### Work to be completed
Copy out all lines that hold "Montiel".

### Recorded data
+ + +
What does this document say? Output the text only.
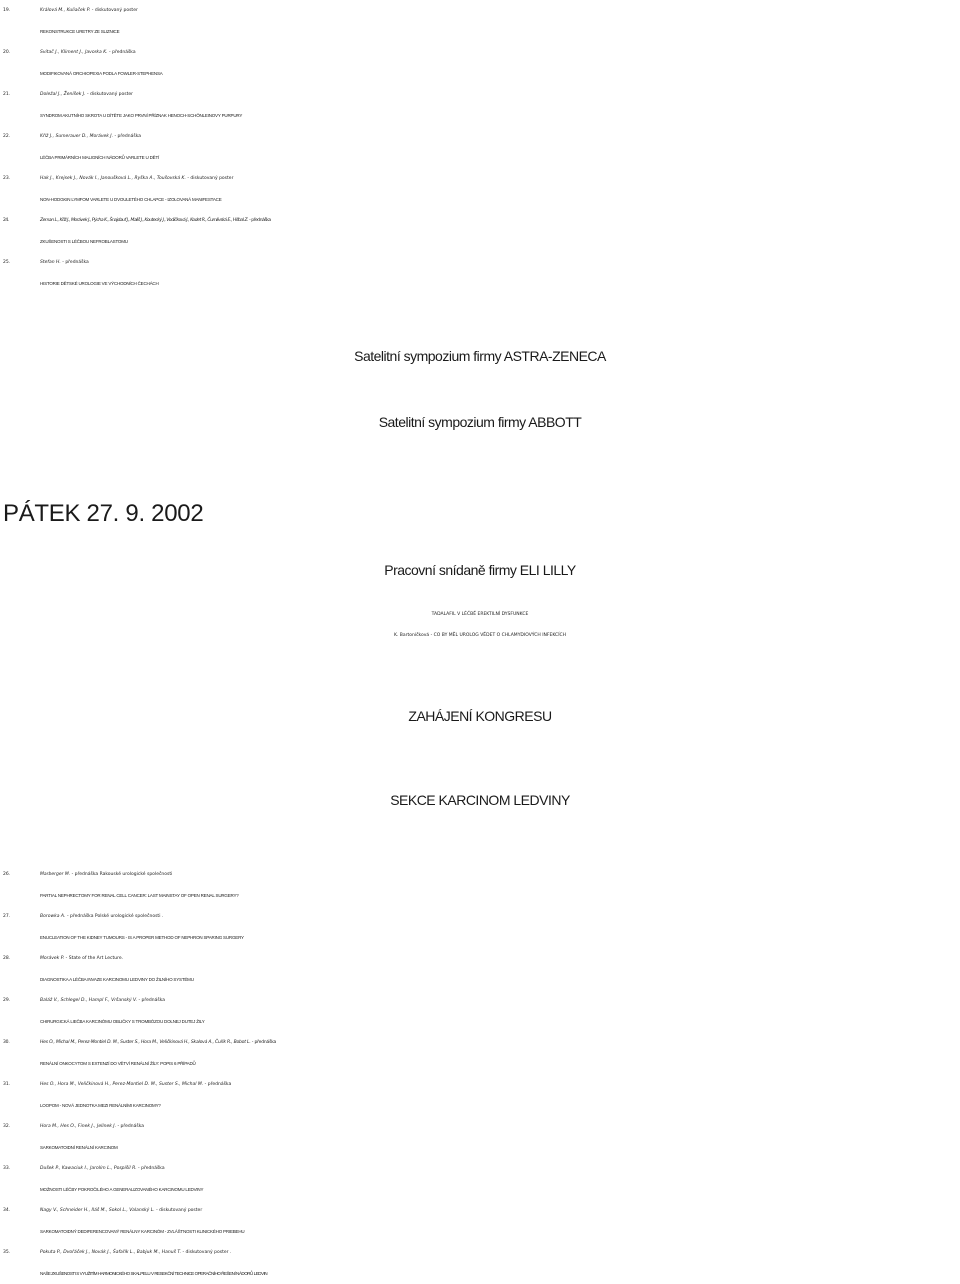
19.	Králová M., Kuliaček P. - diskutovaný poster
REKONSTRUKCE URETRY ZE SLIZNICE
20.	Svitač J., Kliment J., Javorka K. - přednáška
MODIFIKOVANÁ ORCHIOPEXIA PODLA FOWLER-STEPHENSA
21.	Doležal J., Ženíšek J. - diskutovaný poster
SYNDROM AKUTNÍHO SKROTA U DÍTĚTE JAKO PRVNÍ PŘÍZNAK HENOCH-SCHÖNLEINOVY PURPURY
22.	Kříž J., Sumerauer D., Morávek J. - přednáška
LÉČBA PRIMÁRNÍCH MALIGNÍCH NÁDORŮ VARLETE U DĚTÍ
23.	Hak J., Krejsek J., Novák I., Janoušková L., Ryška A., Toušovská K. - diskutovaný poster
NON-HODGKIN LYMFOM VARLETE U DVOULETÉHO CHLAPCE - IZOLOVANÁ MANIFESTACE
24.	Zeman L., Kříž J., Morávek J., Pýcha K., Šnajdauf J., Mališ J., Koutecký J., Vodičková J., Kodet R., Čumlivská E., Hříbal Z. - přednáška
ZKUŠENOSTI S LÉČBOU NEFROBLASTOMU
25.	Stefan H. - přednáška
HISTORIE DĚTSKÉ UROLOGIE VE VÝCHODNÍCH ČECHÁCH
Satelitní sympozium firmy ASTRA-ZENECA
Satelitní sympozium firmy ABBOTT
PÁTEK 27. 9. 2002
Pracovní snídaně firmy ELI LILLY
TADALAFIL V LÉČBĚ EREKTILNÍ DYSFUNKCE
K. Bartoníčková - CO BY MĚL UROLOG VĚDET O CHLAMYDIOVÝCH INFEKCÍCH
ZAHÁJENÍ KONGRESU
SEKCE KARCINOM LEDVINY
26.	Marberger M. - přednáška Rakouské urologické společnosti
PARTIAL NEPHRECTOMY FOR RENAL CELL CANCER: LAST MAINSTAY OF OPEN RENAL SURGERY?
27.	Borowka A. - přednáška Polské urologické společnosti .
ENUCLEATION OF THE KIDNEY TUMOURS - IS A PROPER METHOD OF NEPHRON SPARING SURGERY
28.	Morávek P. - State of the Art Lecture.
DIAGNOSTIKA A LÉČBA INVAZE KARCINOMU LEDVINY DO ŽILNÍHO SYSTÉMU
29.	Baláž V., Schlegel D., Hampl F., Vršanský V. - přednáška
CHIRURGICKÁ LIEČBA KARCINÓMU OBLIČKY S TROMBÓZOU DOLNEJ DUTEJ ŽILY
30.	Hes O., Michal M., Perez-Montiel D. M., Suster S., Hora M., Veličkinová H., Skalová A., Čuřík R., Bobot L. - přednáška
RENÁLNÍ ONKOCYTOM S EXTENZÍ DO VĚTVÍ RENÁLNÍ ŽÍLY: POPIS 6 PŘÍPADŮ
31.	Hes O., Hora M., Veličkinová H., Perez-Montiel D. M., Suster S., Michal M. - přednáška
LOOPOM - NOVÁ JEDNOTKA MEZI RENÁLNÍMI KARCINOMY?
32.	Hora M., Hes O., Finek J., Jelínek J. - přednáška
SARKOMATOIDNÍ RENÁLNÍ KARCINOM
33.	Dušek P., Kawaciuk I., Jarolím L., Pospíšil R. - přednáška
MOŽNOSTI LÉČBY POKROČILÉHO A GENERALIZOVANÉHO KARCINOMU LEDVINY
34.	Nagy V., Schneider H., Iláš M., Sokol L., Valanský L. - diskutovaný poster
SARKOMATOIDNÝ DEDIFERENCOVANÝ RENÁLNY KARCINÓM - ZVLÁŠTNOSTI KLINICKÉHO PRIEBEHU
35.	Pokuta P., Dvořáček J., Novák J., Šafařík L., Babjuk M., Hanuš T. - diskutovaný poster .
NAŠE ZKUŠENOSTI S VYUŽITÍM HARMONICKÉHO SKALPELU V RESEKČNÍ TECHNICE OPERAČNÍHO ŘEŠENÍ NÁDORŮ LEDVIN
+ + +
### Task response
30.	Hes O., Michal M., Perez-Montiel D. M., Suster S., Hora M., Veličkinová H., Skalová A., Čuřík R., Bobot L. - přednáška
31.	Hes O., Hora M., Veličkinová H., Perez-Montiel D. M., Suster S., Michal M. - přednáška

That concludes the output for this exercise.